Retype the listing that follows, exactly as written.

---*---

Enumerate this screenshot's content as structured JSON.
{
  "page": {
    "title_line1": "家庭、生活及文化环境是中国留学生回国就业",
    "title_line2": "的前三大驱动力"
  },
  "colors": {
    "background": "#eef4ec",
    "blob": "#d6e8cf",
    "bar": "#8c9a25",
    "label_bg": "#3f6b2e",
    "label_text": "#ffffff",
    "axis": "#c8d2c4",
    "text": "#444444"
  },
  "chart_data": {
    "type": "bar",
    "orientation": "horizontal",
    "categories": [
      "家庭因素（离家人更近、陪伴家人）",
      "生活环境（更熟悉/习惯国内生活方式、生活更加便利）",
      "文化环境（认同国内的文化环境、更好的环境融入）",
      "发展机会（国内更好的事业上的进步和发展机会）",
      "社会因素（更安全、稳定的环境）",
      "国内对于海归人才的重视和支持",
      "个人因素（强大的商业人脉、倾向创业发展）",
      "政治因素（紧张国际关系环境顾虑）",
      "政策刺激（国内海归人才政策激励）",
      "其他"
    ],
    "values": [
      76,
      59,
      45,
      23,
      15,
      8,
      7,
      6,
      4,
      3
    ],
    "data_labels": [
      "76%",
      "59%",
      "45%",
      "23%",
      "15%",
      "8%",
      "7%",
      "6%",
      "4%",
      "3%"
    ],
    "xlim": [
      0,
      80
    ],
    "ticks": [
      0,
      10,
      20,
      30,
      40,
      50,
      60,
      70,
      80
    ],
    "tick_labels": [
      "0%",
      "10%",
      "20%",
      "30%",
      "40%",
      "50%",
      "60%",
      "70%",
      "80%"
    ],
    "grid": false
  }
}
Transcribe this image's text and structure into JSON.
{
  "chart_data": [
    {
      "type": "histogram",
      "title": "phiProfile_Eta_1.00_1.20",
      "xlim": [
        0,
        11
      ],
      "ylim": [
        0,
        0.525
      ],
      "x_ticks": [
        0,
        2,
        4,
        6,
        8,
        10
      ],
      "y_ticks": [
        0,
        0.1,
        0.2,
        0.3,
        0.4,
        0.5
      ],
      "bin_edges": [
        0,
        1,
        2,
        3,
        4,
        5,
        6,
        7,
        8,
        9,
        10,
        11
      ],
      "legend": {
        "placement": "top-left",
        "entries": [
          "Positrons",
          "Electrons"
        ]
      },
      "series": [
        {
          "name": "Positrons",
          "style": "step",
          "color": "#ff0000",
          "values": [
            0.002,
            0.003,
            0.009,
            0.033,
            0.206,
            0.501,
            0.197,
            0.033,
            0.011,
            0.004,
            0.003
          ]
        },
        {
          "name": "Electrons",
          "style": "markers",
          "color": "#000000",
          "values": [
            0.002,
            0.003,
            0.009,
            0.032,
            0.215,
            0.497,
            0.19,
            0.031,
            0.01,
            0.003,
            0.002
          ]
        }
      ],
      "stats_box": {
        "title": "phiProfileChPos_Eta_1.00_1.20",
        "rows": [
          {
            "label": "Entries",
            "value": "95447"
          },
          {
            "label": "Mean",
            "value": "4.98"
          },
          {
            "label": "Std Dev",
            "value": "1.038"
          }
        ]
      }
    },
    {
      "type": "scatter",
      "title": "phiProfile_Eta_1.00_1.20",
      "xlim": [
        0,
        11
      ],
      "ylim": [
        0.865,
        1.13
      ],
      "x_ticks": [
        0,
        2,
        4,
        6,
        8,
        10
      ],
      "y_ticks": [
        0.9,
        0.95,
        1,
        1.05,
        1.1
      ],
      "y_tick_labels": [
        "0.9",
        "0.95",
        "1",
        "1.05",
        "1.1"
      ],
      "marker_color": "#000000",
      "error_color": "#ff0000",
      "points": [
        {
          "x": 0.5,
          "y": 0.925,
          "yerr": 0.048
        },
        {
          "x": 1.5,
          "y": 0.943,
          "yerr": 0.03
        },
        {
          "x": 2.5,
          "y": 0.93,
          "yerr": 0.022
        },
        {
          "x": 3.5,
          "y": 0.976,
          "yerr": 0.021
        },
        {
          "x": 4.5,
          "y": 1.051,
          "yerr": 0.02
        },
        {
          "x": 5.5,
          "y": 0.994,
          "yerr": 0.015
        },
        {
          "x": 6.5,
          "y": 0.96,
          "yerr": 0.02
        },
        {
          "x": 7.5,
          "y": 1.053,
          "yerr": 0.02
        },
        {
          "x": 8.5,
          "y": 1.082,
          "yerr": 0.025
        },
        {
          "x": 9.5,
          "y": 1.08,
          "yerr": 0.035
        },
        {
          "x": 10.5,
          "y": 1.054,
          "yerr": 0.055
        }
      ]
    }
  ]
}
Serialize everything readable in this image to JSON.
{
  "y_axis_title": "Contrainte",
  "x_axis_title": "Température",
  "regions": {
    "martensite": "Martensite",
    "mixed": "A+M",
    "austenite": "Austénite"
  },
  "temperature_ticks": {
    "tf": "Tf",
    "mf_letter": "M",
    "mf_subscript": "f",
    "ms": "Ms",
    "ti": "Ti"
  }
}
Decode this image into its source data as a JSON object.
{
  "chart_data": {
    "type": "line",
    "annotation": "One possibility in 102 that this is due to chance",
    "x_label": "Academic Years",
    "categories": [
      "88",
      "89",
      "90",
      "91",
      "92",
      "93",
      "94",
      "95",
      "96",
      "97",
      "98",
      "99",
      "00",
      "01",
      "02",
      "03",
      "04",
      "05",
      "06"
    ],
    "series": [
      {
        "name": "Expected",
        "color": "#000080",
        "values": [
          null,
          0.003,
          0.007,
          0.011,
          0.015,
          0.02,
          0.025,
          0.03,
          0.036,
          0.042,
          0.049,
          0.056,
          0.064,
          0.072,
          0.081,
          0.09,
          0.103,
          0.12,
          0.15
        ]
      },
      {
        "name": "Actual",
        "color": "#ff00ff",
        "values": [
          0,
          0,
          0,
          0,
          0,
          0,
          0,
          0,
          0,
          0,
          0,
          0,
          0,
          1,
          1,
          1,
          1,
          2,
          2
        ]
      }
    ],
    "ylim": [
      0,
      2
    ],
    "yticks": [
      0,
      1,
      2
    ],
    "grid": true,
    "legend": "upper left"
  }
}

---*---

## RESULT FOR THIS EXERCISE
Enumerate this screenshot's content as structured JSON.
{
  "page": {
    "title_line1": "家庭、生活及文化环境是中国留学生回国就业",
    "title_line2": "的前三大驱动力"
  },
  "colors": {
    "background": "#eef4ec",
    "blob": "#d6e8cf",
    "bar": "#8c9a25",
    "label_bg": "#3f6b2e",
    "label_text": "#ffffff",
    "axis": "#c8d2c4",
    "text": "#444444"
  },
  "chart_data": {
    "type": "bar",
    "orientation": "horizontal",
    "categories": [
      "家庭因素（离家人更近、陪伴家人）",
      "生活环境（更熟悉/习惯国内生活方式、生活更加便利）",
      "文化环境（认同国内的文化环境、更好的环境融入）",
      "发展机会（国内更好的事业上的进步和发展机会）",
      "社会因素（更安全、稳定的环境）",
      "国内对于海归人才的重视和支持",
      "个人因素（强大的商业人脉、倾向创业发展）",
      "政治因素（紧张国际关系环境顾虑）",
      "政策刺激（国内海归人才政策激励）",
      "其他"
    ],
    "values": [
      76,
      59,
      45,
      23,
      15,
      8,
      7,
      6,
      4,
      3
    ],
    "data_labels": [
      "76%",
      "59%",
      "45%",
      "23%",
      "15%",
      "8%",
      "7%",
      "6%",
      "4%",
      "3%"
    ],
    "xlim": [
      0,
      80
    ],
    "ticks": [
      0,
      10,
      20,
      30,
      40,
      50,
      60,
      70,
      80
    ],
    "tick_labels": [
      "0%",
      "10%",
      "20%",
      "30%",
      "40%",
      "50%",
      "60%",
      "70%",
      "80%"
    ],
    "grid": false
  }
}
Transcribe this image's text and structure into JSON.
{
  "chart_data": [
    {
      "type": "histogram",
      "title": "phiProfile_Eta_1.00_1.20",
      "xlim": [
        0,
        11
      ],
      "ylim": [
        0,
        0.525
      ],
      "x_ticks": [
        0,
        2,
        4,
        6,
        8,
        10
      ],
      "y_ticks": [
        0,
        0.1,
        0.2,
        0.3,
        0.4,
        0.5
      ],
      "bin_edges": [
        0,
        1,
        2,
        3,
        4,
        5,
        6,
        7,
        8,
        9,
        10,
        11
      ],
      "legend": {
        "placement": "top-left",
        "entries": [
          "Positrons",
          "Electrons"
        ]
      },
      "series": [
        {
          "name": "Positrons",
          "style": "step",
          "color": "#ff0000",
          "values": [
            0.002,
            0.003,
            0.009,
            0.033,
            0.206,
            0.501,
            0.197,
            0.033,
            0.011,
            0.004,
            0.003
          ]
        },
        {
          "name": "Electrons",
          "style": "markers",
          "color": "#000000",
          "values": [
            0.002,
            0.003,
            0.009,
            0.032,
            0.215,
            0.497,
            0.19,
            0.031,
            0.01,
            0.003,
            0.002
          ]
        }
      ],
      "stats_box": {
        "title": "phiProfileChPos_Eta_1.00_1.20",
        "rows": [
          {
            "label": "Entries",
            "value": "95447"
          },
          {
            "label": "Mean",
            "value": "4.98"
          },
          {
            "label": "Std Dev",
            "value": "1.038"
          }
        ]
      }
    },
    {
      "type": "scatter",
      "title": "phiProfile_Eta_1.00_1.20",
      "xlim": [
        0,
        11
      ],
      "ylim": [
        0.865,
        1.13
      ],
      "x_ticks": [
        0,
        2,
        4,
        6,
        8,
        10
      ],
      "y_ticks": [
        0.9,
        0.95,
        1,
        1.05,
        1.1
      ],
      "y_tick_labels": [
        "0.9",
        "0.95",
        "1",
        "1.05",
        "1.1"
      ],
      "marker_color": "#000000",
      "error_color": "#ff0000",
      "points": [
        {
          "x": 0.5,
          "y": 0.925,
          "yerr": 0.048
        },
        {
          "x": 1.5,
          "y": 0.943,
          "yerr": 0.03
        },
        {
          "x": 2.5,
          "y": 0.93,
          "yerr": 0.022
        },
        {
          "x": 3.5,
          "y": 0.976,
          "yerr": 0.021
        },
        {
          "x": 4.5,
          "y": 1.051,
          "yerr": 0.02
        },
        {
          "x": 5.5,
          "y": 0.994,
          "yerr": 0.015
        },
        {
          "x": 6.5,
          "y": 0.96,
          "yerr": 0.02
        },
        {
          "x": 7.5,
          "y": 1.053,
          "yerr": 0.02
        },
        {
          "x": 8.5,
          "y": 1.082,
          "yerr": 0.025
        },
        {
          "x": 9.5,
          "y": 1.08,
          "yerr": 0.035
        },
        {
          "x": 10.5,
          "y": 1.054,
          "yerr": 0.055
        }
      ]
    }
  ]
}
Serialize everything readable in this image to JSON.
{
  "y_axis_title": "Contrainte",
  "x_axis_title": "Température",
  "regions": {
    "martensite": "Martensite",
    "mixed": "A+M",
    "austenite": "Austénite"
  },
  "temperature_ticks": {
    "tf": "Tf",
    "mf_letter": "M",
    "mf_subscript": "f",
    "ms": "Ms",
    "ti": "Ti"
  }
}
Decode this image into its source data as a JSON object.
{
  "chart_data": {
    "type": "line",
    "annotation": "One possibility in 102 that this is due to chance",
    "x_label": "Academic Years",
    "categories": [
      "88",
      "89",
      "90",
      "91",
      "92",
      "93",
      "94",
      "95",
      "96",
      "97",
      "98",
      "99",
      "00",
      "01",
      "02",
      "03",
      "04",
      "05",
      "06"
    ],
    "series": [
      {
        "name": "Expected",
        "color": "#000080",
        "values": [
          null,
          0.003,
          0.007,
          0.011,
          0.015,
          0.02,
          0.025,
          0.03,
          0.036,
          0.042,
          0.049,
          0.056,
          0.064,
          0.072,
          0.081,
          0.09,
          0.103,
          0.12,
          0.15
        ]
      },
      {
        "name": "Actual",
        "color": "#ff00ff",
        "values": [
          0,
          0,
          0,
          0,
          0,
          0,
          0,
          0,
          0,
          0,
          0,
          0,
          0,
          1,
          1,
          1,
          1,
          2,
          2
        ]
      }
    ],
    "ylim": [
      0,
      2
    ],
    "yticks": [
      0,
      1,
      2
    ],
    "grid": true,
    "legend": "upper left"
  }
}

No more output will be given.